### SHORT TASK:
Each record below must be returned exactly as shown.

BEGIN MATERIAL SHOWN

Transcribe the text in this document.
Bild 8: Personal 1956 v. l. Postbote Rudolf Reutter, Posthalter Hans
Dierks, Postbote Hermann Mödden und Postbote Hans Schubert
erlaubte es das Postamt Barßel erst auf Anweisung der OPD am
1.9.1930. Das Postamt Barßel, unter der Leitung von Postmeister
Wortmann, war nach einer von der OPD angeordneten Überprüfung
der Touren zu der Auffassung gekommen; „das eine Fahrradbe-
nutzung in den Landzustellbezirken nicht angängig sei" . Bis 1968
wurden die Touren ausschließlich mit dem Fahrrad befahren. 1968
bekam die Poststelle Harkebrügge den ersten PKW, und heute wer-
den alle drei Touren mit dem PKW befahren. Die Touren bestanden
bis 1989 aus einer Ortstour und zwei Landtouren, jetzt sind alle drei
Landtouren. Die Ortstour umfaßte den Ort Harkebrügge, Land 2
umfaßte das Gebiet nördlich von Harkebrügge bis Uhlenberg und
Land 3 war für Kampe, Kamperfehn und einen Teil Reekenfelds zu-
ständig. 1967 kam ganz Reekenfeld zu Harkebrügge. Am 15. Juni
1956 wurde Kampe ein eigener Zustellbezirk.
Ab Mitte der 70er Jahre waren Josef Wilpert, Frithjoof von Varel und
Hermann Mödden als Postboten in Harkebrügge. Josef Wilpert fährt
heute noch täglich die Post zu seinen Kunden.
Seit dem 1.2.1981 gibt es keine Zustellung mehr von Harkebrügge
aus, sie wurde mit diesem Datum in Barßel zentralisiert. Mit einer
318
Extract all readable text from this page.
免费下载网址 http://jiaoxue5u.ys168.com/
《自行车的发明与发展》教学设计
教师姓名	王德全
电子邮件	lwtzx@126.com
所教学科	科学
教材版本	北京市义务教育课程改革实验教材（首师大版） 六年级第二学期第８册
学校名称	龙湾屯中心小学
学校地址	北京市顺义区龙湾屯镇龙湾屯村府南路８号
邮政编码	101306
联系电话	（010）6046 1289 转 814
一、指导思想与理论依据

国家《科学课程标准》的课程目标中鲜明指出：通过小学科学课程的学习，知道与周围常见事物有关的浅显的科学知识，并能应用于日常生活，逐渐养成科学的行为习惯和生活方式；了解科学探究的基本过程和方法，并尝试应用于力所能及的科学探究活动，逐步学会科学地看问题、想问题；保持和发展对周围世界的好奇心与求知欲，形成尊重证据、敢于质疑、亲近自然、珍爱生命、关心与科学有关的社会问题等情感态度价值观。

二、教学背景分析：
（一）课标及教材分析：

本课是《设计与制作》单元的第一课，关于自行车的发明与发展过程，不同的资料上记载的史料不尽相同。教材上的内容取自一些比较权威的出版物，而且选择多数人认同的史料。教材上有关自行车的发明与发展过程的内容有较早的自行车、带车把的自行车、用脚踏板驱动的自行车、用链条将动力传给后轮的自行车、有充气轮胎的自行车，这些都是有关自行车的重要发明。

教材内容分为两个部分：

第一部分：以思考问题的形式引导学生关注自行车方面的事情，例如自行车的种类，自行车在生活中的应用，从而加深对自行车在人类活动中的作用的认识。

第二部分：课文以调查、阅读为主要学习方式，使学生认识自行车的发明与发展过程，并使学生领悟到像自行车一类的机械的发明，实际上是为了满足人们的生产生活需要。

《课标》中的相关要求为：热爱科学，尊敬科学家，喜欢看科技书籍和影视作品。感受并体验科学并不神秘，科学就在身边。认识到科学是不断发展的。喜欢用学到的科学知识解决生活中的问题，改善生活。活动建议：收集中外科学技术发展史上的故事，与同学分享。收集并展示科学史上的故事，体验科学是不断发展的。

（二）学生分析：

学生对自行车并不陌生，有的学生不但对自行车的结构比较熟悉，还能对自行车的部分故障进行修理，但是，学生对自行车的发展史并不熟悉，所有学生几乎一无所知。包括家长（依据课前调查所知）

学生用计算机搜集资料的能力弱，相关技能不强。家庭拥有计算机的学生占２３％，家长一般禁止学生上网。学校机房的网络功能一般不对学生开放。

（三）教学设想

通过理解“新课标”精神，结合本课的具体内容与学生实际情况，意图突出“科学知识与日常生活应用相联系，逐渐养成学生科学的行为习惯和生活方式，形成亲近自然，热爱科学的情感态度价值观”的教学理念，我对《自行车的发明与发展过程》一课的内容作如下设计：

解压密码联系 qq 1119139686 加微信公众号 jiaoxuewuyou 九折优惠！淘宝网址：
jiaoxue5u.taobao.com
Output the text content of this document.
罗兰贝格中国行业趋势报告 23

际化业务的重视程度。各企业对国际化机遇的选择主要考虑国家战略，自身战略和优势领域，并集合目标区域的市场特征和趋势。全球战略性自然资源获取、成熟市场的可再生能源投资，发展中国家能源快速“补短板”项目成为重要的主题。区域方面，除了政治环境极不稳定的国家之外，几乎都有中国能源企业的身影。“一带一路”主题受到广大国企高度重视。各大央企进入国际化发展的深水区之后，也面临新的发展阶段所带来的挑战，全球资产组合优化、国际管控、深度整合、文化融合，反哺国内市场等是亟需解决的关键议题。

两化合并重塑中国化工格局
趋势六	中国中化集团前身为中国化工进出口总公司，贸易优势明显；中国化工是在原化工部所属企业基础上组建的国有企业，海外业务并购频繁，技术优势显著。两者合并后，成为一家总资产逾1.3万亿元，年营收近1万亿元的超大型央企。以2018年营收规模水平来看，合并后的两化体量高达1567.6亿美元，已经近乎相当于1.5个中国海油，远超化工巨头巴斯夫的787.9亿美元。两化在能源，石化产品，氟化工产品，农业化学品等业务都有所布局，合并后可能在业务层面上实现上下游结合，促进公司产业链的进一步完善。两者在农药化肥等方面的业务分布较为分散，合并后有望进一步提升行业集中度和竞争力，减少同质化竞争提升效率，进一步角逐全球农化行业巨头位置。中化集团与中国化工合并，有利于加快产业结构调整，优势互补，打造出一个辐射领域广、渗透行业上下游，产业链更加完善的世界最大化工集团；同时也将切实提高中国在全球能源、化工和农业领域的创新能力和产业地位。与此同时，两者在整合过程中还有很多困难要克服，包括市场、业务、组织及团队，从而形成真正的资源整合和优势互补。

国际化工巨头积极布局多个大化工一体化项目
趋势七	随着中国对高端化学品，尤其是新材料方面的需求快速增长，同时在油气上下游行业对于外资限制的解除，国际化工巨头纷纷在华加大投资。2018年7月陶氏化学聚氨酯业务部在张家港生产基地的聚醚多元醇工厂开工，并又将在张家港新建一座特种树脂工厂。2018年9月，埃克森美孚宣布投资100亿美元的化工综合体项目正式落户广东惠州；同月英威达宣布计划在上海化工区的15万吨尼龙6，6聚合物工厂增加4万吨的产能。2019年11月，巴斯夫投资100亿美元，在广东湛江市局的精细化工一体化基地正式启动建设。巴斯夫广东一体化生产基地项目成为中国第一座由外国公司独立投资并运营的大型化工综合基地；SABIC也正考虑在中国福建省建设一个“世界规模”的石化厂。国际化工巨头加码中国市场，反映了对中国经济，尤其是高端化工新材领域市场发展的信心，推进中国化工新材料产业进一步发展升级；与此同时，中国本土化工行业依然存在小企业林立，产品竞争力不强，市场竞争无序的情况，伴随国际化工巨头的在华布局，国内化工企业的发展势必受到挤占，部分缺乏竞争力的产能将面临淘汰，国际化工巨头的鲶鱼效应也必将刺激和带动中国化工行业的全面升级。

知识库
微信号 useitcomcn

END MATERIAL SHOWN

### RESULT OF THIS EXERCISE:
Transcribe the text in this document.
Bild 8: Personal 1956 v. l. Postbote Rudolf Reutter, Posthalter Hans
Dierks, Postbote Hermann Mödden und Postbote Hans Schubert
erlaubte es das Postamt Barßel erst auf Anweisung der OPD am
1.9.1930. Das Postamt Barßel, unter der Leitung von Postmeister
Wortmann, war nach einer von der OPD angeordneten Überprüfung
der Touren zu der Auffassung gekommen; „das eine Fahrradbe-
nutzung in den Landzustellbezirken nicht angängig sei" . Bis 1968
wurden die Touren ausschließlich mit dem Fahrrad befahren. 1968
bekam die Poststelle Harkebrügge den ersten PKW, und heute wer-
den alle drei Touren mit dem PKW befahren. Die Touren bestanden
bis 1989 aus einer Ortstour und zwei Landtouren, jetzt sind alle drei
Landtouren. Die Ortstour umfaßte den Ort Harkebrügge, Land 2
umfaßte das Gebiet nördlich von Harkebrügge bis Uhlenberg und
Land 3 war für Kampe, Kamperfehn und einen Teil Reekenfelds zu-
ständig. 1967 kam ganz Reekenfeld zu Harkebrügge. Am 15. Juni
1956 wurde Kampe ein eigener Zustellbezirk.
Ab Mitte der 70er Jahre waren Josef Wilpert, Frithjoof von Varel und
Hermann Mödden als Postboten in Harkebrügge. Josef Wilpert fährt
heute noch täglich die Post zu seinen Kunden.
Seit dem 1.2.1981 gibt es keine Zustellung mehr von Harkebrügge
aus, sie wurde mit diesem Datum in Barßel zentralisiert. Mit einer
318
Extract all readable text from this page.
免费下载网址 http://jiaoxue5u.ys168.com/
《自行车的发明与发展》教学设计
教师姓名	王德全
电子邮件	lwtzx@126.com
所教学科	科学
教材版本	北京市义务教育课程改革实验教材（首师大版） 六年级第二学期第８册
学校名称	龙湾屯中心小学
学校地址	北京市顺义区龙湾屯镇龙湾屯村府南路８号
邮政编码	101306
联系电话	（010）6046 1289 转 814
一、指导思想与理论依据

国家《科学课程标准》的课程目标中鲜明指出：通过小学科学课程的学习，知道与周围常见事物有关的浅显的科学知识，并能应用于日常生活，逐渐养成科学的行为习惯和生活方式；了解科学探究的基本过程和方法，并尝试应用于力所能及的科学探究活动，逐步学会科学地看问题、想问题；保持和发展对周围世界的好奇心与求知欲，形成尊重证据、敢于质疑、亲近自然、珍爱生命、关心与科学有关的社会问题等情感态度价值观。

二、教学背景分析：
（一）课标及教材分析：

本课是《设计与制作》单元的第一课，关于自行车的发明与发展过程，不同的资料上记载的史料不尽相同。教材上的内容取自一些比较权威的出版物，而且选择多数人认同的史料。教材上有关自行车的发明与发展过程的内容有较早的自行车、带车把的自行车、用脚踏板驱动的自行车、用链条将动力传给后轮的自行车、有充气轮胎的自行车，这些都是有关自行车的重要发明。

教材内容分为两个部分：

第一部分：以思考问题的形式引导学生关注自行车方面的事情，例如自行车的种类，自行车在生活中的应用，从而加深对自行车在人类活动中的作用的认识。

第二部分：课文以调查、阅读为主要学习方式，使学生认识自行车的发明与发展过程，并使学生领悟到像自行车一类的机械的发明，实际上是为了满足人们的生产生活需要。

《课标》中的相关要求为：热爱科学，尊敬科学家，喜欢看科技书籍和影视作品。感受并体验科学并不神秘，科学就在身边。认识到科学是不断发展的。喜欢用学到的科学知识解决生活中的问题，改善生活。活动建议：收集中外科学技术发展史上的故事，与同学分享。收集并展示科学史上的故事，体验科学是不断发展的。

（二）学生分析：

学生对自行车并不陌生，有的学生不但对自行车的结构比较熟悉，还能对自行车的部分故障进行修理，但是，学生对自行车的发展史并不熟悉，所有学生几乎一无所知。包括家长（依据课前调查所知）

学生用计算机搜集资料的能力弱，相关技能不强。家庭拥有计算机的学生占２３％，家长一般禁止学生上网。学校机房的网络功能一般不对学生开放。

（三）教学设想

通过理解“新课标”精神，结合本课的具体内容与学生实际情况，意图突出“科学知识与日常生活应用相联系，逐渐养成学生科学的行为习惯和生活方式，形成亲近自然，热爱科学的情感态度价值观”的教学理念，我对《自行车的发明与发展过程》一课的内容作如下设计：

解压密码联系 qq 1119139686 加微信公众号 jiaoxuewuyou 九折优惠！淘宝网址：
jiaoxue5u.taobao.com
Output the text content of this document.
罗兰贝格中国行业趋势报告 23

际化业务的重视程度。各企业对国际化机遇的选择主要考虑国家战略，自身战略和优势领域，并集合目标区域的市场特征和趋势。全球战略性自然资源获取、成熟市场的可再生能源投资，发展中国家能源快速“补短板”项目成为重要的主题。区域方面，除了政治环境极不稳定的国家之外，几乎都有中国能源企业的身影。“一带一路”主题受到广大国企高度重视。各大央企进入国际化发展的深水区之后，也面临新的发展阶段所带来的挑战，全球资产组合优化、国际管控、深度整合、文化融合，反哺国内市场等是亟需解决的关键议题。

两化合并重塑中国化工格局
趋势六	中国中化集团前身为中国化工进出口总公司，贸易优势明显；中国化工是在原化工部所属企业基础上组建的国有企业，海外业务并购频繁，技术优势显著。两者合并后，成为一家总资产逾1.3万亿元，年营收近1万亿元的超大型央企。以2018年营收规模水平来看，合并后的两化体量高达1567.6亿美元，已经近乎相当于1.5个中国海油，远超化工巨头巴斯夫的787.9亿美元。两化在能源，石化产品，氟化工产品，农业化学品等业务都有所布局，合并后可能在业务层面上实现上下游结合，促进公司产业链的进一步完善。两者在农药化肥等方面的业务分布较为分散，合并后有望进一步提升行业集中度和竞争力，减少同质化竞争提升效率，进一步角逐全球农化行业巨头位置。中化集团与中国化工合并，有利于加快产业结构调整，优势互补，打造出一个辐射领域广、渗透行业上下游，产业链更加完善的世界最大化工集团；同时也将切实提高中国在全球能源、化工和农业领域的创新能力和产业地位。与此同时，两者在整合过程中还有很多困难要克服，包括市场、业务、组织及团队，从而形成真正的资源整合和优势互补。

国际化工巨头积极布局多个大化工一体化项目
趋势七	随着中国对高端化学品，尤其是新材料方面的需求快速增长，同时在油气上下游行业对于外资限制的解除，国际化工巨头纷纷在华加大投资。2018年7月陶氏化学聚氨酯业务部在张家港生产基地的聚醚多元醇工厂开工，并又将在张家港新建一座特种树脂工厂。2018年9月，埃克森美孚宣布投资100亿美元的化工综合体项目正式落户广东惠州；同月英威达宣布计划在上海化工区的15万吨尼龙6，6聚合物工厂增加4万吨的产能。2019年11月，巴斯夫投资100亿美元，在广东湛江市局的精细化工一体化基地正式启动建设。巴斯夫广东一体化生产基地项目成为中国第一座由外国公司独立投资并运营的大型化工综合基地；SABIC也正考虑在中国福建省建设一个“世界规模”的石化厂。国际化工巨头加码中国市场，反映了对中国经济，尤其是高端化工新材领域市场发展的信心，推进中国化工新材料产业进一步发展升级；与此同时，中国本土化工行业依然存在小企业林立，产品竞争力不强，市场竞争无序的情况，伴随国际化工巨头的在华布局，国内化工企业的发展势必受到挤占，部分缺乏竞争力的产能将面临淘汰，国际化工巨头的鲶鱼效应也必将刺激和带动中国化工行业的全面升级。

知识库
微信号 useitcomcn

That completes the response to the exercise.